BEGIN Extracted material
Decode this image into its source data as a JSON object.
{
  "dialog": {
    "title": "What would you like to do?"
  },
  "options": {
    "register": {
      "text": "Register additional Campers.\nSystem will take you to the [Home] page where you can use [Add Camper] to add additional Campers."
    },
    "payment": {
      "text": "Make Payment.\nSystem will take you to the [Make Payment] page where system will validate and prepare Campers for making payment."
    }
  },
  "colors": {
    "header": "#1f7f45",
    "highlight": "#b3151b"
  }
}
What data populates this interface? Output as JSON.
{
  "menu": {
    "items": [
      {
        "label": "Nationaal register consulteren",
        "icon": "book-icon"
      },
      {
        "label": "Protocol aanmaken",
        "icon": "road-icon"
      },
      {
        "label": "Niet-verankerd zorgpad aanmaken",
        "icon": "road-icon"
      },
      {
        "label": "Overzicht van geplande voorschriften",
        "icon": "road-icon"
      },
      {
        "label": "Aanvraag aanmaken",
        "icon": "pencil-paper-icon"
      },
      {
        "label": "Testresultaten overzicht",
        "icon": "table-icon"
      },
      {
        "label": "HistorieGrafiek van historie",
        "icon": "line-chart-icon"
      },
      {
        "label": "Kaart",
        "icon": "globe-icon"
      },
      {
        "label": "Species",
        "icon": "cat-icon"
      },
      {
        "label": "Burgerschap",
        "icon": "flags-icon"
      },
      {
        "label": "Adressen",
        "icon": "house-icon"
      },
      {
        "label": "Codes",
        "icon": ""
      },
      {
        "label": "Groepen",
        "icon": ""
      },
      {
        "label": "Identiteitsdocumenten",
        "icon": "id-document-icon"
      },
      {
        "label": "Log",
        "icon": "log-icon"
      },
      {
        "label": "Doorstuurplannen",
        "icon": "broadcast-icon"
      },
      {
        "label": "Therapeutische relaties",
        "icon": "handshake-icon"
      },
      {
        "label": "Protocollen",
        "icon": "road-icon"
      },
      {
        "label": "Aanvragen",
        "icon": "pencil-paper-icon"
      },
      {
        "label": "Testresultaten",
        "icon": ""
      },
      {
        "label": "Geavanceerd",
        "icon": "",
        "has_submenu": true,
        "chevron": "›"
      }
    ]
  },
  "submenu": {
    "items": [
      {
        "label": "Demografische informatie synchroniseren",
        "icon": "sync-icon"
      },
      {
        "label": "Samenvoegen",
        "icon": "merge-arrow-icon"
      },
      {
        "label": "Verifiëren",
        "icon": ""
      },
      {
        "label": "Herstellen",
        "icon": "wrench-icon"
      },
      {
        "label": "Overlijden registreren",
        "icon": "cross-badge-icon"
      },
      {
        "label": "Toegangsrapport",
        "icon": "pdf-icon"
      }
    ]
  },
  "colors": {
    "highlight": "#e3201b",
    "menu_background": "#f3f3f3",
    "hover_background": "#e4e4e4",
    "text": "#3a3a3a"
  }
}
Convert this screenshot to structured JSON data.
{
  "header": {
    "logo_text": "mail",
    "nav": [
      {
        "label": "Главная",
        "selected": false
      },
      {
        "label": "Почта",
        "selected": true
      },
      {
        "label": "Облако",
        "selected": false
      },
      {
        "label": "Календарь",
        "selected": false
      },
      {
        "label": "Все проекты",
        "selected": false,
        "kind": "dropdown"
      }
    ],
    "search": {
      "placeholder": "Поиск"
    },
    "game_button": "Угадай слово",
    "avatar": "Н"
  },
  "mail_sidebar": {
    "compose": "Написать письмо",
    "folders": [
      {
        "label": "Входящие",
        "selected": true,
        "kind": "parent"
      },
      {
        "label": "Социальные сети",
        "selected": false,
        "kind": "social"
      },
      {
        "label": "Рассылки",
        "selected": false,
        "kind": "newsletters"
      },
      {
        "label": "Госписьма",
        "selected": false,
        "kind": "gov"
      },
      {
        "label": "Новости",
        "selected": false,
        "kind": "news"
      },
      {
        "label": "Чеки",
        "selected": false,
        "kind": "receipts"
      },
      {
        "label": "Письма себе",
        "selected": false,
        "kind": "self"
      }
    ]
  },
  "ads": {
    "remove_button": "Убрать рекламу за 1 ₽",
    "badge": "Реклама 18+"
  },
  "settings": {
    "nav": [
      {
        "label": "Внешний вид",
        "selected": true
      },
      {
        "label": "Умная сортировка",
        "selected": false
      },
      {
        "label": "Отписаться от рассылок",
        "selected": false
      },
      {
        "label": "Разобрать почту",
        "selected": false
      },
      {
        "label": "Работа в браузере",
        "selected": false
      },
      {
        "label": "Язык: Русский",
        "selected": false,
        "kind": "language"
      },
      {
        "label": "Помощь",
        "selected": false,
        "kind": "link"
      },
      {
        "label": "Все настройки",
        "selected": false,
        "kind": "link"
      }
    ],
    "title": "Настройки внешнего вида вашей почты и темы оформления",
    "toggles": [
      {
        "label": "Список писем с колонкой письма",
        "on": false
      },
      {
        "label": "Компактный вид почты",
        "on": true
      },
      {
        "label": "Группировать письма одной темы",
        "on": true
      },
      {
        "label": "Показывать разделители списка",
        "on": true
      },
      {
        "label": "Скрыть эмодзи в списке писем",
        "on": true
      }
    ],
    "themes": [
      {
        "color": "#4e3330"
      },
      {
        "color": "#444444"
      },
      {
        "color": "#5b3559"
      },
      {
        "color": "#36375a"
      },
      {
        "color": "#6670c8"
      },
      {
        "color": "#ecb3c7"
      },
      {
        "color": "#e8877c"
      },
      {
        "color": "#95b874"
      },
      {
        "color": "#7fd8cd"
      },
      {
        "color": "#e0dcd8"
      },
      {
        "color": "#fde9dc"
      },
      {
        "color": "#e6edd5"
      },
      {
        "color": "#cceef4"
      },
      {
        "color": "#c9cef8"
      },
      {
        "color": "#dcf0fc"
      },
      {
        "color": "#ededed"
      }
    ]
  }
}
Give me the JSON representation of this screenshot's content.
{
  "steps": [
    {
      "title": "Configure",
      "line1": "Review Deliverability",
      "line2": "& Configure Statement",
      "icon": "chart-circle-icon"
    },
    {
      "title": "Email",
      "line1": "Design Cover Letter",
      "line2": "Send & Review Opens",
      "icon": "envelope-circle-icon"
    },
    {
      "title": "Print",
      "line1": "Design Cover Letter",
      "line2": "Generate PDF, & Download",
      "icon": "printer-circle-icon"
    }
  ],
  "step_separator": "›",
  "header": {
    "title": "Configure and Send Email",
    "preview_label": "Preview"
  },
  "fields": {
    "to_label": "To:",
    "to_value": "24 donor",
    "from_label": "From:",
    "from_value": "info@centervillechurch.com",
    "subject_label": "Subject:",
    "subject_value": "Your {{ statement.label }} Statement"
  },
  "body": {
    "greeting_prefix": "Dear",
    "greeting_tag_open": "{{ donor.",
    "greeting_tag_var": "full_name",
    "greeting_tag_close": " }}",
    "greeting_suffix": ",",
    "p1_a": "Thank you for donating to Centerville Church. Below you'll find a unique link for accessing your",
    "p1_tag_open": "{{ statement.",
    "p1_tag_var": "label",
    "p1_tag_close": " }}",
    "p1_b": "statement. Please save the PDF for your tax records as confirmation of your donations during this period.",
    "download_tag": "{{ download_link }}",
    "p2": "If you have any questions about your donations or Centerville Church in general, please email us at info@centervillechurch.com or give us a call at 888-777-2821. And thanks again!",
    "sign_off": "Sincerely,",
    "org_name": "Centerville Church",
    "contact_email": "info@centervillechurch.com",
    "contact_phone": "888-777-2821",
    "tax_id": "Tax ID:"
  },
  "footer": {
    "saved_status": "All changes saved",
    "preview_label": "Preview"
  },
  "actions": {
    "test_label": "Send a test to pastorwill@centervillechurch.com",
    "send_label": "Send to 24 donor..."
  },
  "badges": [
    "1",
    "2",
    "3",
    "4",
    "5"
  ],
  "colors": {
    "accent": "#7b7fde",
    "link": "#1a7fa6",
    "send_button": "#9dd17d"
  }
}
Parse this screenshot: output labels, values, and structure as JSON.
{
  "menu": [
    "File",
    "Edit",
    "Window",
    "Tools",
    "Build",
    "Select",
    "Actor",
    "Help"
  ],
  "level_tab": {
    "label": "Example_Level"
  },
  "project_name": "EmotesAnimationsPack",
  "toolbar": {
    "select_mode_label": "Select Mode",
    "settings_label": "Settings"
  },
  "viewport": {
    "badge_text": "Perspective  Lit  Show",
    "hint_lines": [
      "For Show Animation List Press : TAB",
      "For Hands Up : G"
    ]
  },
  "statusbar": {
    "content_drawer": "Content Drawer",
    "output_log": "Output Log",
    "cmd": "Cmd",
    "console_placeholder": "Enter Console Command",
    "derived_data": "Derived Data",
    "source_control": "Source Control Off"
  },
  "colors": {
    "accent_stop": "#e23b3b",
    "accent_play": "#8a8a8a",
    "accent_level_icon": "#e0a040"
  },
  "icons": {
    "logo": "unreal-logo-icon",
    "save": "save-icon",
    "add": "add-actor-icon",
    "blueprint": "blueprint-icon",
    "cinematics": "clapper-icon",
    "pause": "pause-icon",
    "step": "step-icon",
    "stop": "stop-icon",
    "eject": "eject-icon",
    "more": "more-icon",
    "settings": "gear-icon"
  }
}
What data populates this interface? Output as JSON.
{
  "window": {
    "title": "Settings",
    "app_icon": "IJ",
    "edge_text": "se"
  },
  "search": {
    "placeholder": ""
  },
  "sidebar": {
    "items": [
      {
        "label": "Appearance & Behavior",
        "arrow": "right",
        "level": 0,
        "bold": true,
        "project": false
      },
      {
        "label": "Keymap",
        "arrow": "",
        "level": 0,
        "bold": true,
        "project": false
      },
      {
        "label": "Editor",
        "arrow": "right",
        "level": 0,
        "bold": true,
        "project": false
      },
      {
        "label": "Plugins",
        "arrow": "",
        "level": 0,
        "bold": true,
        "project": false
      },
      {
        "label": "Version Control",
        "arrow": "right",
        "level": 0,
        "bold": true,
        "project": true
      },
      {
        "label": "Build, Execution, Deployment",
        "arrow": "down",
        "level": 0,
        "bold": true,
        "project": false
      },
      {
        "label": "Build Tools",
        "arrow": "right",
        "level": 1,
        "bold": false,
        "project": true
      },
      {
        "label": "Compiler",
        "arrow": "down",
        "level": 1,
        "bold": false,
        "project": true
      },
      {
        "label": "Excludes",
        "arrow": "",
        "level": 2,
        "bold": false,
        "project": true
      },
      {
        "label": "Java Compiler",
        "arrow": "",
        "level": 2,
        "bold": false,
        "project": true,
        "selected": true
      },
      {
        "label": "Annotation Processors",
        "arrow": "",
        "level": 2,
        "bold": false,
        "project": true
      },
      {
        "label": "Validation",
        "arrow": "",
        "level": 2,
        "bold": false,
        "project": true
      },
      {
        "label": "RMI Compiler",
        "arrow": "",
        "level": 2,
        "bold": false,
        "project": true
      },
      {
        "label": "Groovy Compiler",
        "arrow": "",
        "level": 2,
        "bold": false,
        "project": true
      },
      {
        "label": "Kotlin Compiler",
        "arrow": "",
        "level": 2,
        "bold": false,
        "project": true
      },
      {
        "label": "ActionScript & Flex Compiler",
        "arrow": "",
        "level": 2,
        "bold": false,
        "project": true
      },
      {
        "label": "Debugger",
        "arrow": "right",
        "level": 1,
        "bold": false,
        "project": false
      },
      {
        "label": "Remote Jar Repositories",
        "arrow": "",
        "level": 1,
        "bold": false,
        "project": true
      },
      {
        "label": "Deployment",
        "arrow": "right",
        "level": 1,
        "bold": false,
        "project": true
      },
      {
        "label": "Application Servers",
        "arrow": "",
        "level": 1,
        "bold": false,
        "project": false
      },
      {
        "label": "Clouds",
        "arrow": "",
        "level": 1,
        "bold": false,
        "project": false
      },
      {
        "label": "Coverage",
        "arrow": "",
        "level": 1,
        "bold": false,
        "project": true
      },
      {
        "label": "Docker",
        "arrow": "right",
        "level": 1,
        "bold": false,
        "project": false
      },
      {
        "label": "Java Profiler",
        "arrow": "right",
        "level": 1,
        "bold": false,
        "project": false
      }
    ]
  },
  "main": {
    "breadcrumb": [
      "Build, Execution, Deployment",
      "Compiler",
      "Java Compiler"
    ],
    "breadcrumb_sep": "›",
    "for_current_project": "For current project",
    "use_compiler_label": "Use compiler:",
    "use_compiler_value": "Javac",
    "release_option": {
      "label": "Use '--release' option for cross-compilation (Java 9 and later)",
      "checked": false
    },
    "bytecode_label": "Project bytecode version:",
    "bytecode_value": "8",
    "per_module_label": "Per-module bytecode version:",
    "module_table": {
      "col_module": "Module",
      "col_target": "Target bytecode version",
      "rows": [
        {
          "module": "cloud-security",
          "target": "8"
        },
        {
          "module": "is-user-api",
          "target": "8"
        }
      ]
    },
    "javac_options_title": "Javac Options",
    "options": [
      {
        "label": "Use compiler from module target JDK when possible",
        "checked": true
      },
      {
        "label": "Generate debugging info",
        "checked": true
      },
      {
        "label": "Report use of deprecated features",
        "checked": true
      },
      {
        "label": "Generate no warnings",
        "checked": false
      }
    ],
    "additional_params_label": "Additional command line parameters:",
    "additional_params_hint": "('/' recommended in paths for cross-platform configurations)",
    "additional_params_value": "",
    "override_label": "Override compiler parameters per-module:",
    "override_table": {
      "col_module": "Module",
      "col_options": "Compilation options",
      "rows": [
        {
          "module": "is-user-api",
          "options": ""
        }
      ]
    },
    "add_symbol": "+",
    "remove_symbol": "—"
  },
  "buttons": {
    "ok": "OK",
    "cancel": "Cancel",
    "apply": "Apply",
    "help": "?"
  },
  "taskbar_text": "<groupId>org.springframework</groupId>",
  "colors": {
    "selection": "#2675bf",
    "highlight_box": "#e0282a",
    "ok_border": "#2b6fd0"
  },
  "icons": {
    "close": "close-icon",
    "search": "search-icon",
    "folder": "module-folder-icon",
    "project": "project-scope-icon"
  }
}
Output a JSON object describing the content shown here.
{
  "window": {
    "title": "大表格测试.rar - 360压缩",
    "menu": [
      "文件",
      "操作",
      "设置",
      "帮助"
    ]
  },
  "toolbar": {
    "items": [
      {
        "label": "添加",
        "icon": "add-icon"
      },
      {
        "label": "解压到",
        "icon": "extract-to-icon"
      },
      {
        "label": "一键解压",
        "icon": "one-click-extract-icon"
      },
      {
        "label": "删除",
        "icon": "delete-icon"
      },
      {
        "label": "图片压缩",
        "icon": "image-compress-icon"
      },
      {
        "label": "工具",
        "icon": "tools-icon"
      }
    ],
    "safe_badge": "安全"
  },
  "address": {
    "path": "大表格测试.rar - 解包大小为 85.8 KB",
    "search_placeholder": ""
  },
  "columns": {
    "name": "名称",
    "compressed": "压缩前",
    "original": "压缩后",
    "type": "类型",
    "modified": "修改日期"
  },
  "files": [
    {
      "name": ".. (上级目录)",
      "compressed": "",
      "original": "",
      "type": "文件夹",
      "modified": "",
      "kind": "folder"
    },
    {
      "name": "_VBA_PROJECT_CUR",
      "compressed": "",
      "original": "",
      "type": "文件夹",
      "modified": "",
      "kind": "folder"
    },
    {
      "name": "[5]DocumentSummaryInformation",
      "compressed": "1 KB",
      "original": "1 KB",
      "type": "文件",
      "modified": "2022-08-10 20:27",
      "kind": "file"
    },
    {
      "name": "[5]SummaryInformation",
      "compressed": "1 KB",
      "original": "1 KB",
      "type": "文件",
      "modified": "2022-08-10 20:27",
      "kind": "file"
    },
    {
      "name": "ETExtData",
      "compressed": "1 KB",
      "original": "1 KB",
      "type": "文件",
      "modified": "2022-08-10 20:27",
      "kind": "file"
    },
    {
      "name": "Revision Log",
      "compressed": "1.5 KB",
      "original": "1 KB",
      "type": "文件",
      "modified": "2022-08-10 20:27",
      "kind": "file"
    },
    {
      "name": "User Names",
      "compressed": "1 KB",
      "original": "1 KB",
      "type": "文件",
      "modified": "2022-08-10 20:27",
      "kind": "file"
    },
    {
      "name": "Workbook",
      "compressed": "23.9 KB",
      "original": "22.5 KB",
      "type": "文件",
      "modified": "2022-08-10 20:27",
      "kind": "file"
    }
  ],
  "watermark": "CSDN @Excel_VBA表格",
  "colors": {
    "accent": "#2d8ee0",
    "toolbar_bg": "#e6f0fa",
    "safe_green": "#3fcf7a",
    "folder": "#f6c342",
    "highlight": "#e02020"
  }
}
END Extracted material
### What you need to do
In the lines above, find each one with "Testresultaten" and list it.

### Result of the exercise
        "label": "Testresultaten overzicht",
        "label": "Testresultaten",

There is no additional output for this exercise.